» **WHAT THE TASK REQUIRES**:
Each line that holds the word "участника" counts once; give the total number of such lines and nothing else.

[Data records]
....
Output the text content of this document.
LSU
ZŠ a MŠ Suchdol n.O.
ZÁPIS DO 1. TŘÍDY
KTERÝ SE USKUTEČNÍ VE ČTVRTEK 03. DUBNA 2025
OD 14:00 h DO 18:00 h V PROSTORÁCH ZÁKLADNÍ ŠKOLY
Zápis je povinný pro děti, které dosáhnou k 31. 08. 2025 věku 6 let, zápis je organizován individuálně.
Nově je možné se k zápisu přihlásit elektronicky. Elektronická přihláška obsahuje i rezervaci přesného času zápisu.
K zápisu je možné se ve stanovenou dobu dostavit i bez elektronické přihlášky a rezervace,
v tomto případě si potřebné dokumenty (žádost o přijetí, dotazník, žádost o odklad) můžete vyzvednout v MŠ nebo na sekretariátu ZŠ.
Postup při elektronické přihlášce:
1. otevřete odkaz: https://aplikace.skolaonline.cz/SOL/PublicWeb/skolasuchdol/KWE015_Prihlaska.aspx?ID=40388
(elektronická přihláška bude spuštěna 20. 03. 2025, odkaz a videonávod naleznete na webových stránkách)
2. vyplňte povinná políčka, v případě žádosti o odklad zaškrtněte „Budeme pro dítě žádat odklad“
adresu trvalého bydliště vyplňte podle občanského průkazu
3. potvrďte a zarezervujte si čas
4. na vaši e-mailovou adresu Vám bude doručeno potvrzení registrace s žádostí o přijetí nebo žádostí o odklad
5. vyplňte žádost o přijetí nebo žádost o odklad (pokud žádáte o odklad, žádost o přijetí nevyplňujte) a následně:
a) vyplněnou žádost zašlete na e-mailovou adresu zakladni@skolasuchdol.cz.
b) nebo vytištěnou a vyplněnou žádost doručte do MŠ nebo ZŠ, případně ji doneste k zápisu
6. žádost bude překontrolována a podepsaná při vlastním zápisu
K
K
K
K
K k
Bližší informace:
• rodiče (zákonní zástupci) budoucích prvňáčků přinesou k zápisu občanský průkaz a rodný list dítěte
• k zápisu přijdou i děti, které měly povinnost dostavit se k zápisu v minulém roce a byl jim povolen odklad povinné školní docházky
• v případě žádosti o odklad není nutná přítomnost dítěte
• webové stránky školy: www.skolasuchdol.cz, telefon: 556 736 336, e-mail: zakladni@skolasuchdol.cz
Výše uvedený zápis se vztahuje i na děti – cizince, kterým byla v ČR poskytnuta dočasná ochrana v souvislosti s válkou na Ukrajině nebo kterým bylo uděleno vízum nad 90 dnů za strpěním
....
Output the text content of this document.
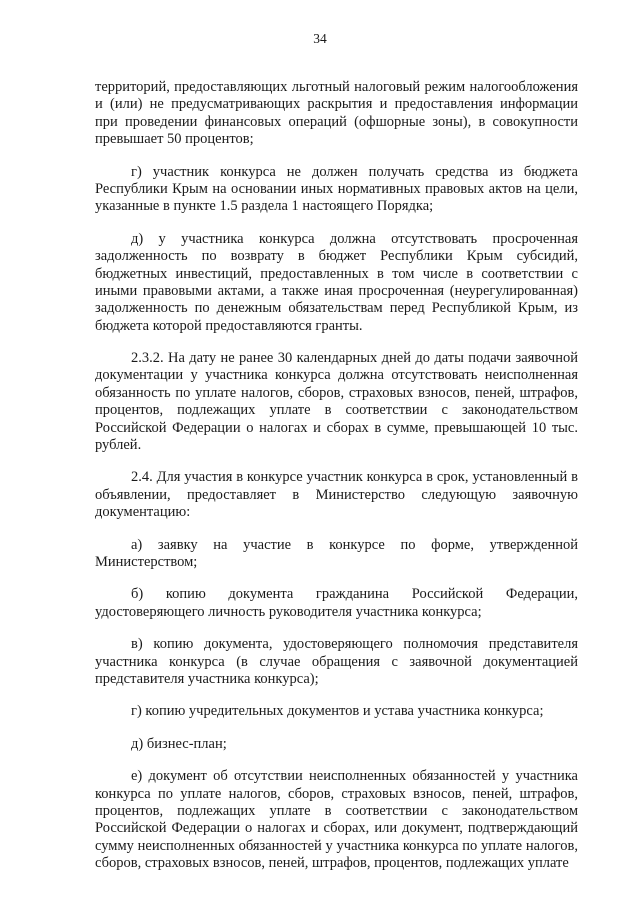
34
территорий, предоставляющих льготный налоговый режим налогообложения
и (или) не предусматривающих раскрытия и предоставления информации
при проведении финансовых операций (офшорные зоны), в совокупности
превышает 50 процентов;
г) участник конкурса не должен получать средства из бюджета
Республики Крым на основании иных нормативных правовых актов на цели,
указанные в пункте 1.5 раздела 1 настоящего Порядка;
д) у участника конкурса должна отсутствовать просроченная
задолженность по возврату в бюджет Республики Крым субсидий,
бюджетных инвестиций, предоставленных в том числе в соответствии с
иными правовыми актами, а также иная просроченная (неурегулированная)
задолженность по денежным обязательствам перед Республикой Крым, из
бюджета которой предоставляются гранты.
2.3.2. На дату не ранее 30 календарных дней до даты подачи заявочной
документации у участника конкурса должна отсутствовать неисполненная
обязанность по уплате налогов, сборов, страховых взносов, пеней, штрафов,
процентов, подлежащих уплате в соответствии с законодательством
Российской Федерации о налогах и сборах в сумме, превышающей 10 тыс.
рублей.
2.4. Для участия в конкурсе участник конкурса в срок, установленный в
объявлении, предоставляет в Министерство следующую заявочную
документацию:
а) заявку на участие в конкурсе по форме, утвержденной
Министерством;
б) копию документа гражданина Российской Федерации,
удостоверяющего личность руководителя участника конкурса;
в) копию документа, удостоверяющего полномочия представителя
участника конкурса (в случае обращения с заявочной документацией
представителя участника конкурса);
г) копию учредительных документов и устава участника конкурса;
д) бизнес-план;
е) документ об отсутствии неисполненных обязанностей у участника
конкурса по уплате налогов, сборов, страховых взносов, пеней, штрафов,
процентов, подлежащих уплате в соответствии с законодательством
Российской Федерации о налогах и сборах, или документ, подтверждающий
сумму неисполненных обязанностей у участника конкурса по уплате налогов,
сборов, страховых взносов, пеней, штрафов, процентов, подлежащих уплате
....
» **THE RESULT**:
8